From the entries below, gather each line containing the word "Program".

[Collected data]
┌──
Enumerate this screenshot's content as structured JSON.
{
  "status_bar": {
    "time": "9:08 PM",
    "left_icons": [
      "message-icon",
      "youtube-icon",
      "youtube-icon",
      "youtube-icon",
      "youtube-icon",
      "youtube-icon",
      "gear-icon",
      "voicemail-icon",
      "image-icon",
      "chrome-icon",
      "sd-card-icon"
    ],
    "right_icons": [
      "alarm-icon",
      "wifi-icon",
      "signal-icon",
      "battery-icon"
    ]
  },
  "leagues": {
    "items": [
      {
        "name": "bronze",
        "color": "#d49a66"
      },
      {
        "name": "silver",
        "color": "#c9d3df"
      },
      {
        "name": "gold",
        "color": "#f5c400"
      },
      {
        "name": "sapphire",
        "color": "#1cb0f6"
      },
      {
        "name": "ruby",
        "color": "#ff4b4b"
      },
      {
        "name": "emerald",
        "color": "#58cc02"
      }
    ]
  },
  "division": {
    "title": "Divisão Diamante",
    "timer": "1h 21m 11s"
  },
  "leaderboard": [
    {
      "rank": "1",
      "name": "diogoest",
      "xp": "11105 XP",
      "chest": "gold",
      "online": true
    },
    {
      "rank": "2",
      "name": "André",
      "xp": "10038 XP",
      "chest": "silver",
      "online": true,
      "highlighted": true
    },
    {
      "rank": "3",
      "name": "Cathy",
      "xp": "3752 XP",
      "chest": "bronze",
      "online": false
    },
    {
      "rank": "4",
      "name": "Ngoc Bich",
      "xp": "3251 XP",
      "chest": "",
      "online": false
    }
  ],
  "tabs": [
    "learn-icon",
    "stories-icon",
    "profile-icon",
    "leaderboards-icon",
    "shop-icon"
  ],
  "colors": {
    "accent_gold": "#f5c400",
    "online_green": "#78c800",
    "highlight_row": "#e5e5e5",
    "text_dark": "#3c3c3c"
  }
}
└──
┌──
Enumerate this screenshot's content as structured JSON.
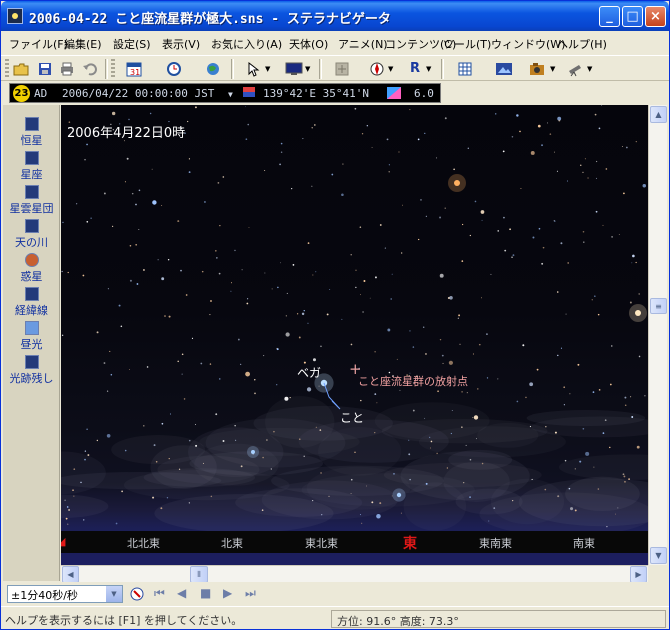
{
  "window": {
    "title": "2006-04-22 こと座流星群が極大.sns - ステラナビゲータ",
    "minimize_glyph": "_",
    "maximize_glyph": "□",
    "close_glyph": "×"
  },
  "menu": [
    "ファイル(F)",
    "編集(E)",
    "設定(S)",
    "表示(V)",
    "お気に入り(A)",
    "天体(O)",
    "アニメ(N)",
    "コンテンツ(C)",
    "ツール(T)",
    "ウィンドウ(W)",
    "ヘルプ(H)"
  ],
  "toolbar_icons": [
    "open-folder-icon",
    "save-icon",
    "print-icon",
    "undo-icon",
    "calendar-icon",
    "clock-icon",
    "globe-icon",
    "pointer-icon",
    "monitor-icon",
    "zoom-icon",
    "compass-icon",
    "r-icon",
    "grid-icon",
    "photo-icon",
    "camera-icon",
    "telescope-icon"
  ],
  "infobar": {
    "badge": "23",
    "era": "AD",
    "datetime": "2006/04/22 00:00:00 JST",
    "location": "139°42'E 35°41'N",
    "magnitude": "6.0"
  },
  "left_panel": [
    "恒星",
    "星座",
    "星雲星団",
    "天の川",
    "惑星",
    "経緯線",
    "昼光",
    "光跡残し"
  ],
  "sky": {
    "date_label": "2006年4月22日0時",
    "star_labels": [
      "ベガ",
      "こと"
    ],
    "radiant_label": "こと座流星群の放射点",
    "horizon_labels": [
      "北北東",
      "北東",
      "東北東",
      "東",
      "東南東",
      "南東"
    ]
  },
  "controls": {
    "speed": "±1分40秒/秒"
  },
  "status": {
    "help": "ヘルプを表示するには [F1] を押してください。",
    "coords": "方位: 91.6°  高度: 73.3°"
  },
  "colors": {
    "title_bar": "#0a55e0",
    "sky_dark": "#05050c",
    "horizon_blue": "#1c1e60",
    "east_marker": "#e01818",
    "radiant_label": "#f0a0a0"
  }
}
└──
┌──
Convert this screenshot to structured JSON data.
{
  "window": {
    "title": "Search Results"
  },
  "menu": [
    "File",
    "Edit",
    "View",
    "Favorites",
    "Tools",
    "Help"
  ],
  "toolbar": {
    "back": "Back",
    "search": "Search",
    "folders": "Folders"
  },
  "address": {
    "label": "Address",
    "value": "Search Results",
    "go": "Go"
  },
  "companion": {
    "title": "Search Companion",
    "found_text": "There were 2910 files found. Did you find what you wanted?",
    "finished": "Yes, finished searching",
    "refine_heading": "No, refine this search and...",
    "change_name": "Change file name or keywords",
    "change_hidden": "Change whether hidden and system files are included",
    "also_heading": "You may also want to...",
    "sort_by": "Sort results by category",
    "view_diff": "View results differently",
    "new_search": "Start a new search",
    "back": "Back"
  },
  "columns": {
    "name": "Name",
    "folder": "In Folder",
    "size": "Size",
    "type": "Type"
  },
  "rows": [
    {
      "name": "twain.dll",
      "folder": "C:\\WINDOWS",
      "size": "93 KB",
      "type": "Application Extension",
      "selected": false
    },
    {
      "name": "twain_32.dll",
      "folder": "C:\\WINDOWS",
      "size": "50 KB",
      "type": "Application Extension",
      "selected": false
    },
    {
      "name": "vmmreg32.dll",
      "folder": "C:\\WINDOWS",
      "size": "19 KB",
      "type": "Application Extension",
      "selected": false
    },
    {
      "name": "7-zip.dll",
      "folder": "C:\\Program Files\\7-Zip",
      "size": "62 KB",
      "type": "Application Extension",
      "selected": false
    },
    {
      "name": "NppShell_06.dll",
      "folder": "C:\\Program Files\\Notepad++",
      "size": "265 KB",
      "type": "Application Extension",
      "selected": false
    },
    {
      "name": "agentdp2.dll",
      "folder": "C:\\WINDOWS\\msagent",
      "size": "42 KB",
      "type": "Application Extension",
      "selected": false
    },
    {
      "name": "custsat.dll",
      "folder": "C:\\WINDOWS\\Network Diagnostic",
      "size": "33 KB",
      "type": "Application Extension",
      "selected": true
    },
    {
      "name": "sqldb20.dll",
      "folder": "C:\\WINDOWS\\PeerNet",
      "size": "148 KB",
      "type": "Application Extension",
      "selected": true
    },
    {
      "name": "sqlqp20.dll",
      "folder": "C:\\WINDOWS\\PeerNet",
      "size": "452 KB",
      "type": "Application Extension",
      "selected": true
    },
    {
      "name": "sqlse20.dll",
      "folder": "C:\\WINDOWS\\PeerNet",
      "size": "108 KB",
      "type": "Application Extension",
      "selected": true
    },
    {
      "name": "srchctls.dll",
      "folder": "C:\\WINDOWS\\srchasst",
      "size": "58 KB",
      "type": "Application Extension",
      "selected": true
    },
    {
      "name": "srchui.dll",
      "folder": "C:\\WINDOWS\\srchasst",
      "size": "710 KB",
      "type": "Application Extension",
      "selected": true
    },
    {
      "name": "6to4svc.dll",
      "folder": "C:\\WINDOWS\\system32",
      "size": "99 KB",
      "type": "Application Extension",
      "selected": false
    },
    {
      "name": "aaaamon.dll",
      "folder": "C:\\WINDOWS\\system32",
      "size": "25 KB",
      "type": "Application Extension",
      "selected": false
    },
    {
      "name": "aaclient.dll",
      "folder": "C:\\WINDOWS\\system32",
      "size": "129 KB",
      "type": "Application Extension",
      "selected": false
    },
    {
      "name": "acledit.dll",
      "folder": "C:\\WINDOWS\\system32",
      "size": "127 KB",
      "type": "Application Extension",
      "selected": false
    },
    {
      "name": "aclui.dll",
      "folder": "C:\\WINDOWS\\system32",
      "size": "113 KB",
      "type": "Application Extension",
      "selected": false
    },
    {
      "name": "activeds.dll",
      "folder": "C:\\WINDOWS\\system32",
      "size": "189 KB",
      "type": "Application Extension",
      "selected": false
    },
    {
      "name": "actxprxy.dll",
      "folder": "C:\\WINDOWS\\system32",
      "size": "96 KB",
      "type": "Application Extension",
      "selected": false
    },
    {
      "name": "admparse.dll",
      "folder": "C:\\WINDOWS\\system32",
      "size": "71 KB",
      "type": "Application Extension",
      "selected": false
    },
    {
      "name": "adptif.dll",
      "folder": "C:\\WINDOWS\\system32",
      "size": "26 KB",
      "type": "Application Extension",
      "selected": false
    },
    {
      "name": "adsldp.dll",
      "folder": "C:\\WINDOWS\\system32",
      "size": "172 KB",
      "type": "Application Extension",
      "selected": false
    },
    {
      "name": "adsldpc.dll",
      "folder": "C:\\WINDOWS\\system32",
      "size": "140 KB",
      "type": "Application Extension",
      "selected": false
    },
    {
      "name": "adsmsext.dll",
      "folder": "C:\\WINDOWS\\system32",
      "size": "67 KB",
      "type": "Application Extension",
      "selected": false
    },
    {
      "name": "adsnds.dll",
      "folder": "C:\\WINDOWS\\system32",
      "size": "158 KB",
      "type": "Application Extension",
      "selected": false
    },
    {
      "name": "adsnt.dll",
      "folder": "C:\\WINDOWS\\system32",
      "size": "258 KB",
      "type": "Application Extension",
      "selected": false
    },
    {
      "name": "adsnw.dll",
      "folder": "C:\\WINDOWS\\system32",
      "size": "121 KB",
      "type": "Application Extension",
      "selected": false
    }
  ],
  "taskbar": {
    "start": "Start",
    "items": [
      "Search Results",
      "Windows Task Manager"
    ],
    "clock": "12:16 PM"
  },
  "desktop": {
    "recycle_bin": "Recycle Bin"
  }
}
└──
SOLUTION TO THIS PROBLEM
      "folder": "C:\\Program Files\\7-Zip",
      "folder": "C:\\Program Files\\Notepad++",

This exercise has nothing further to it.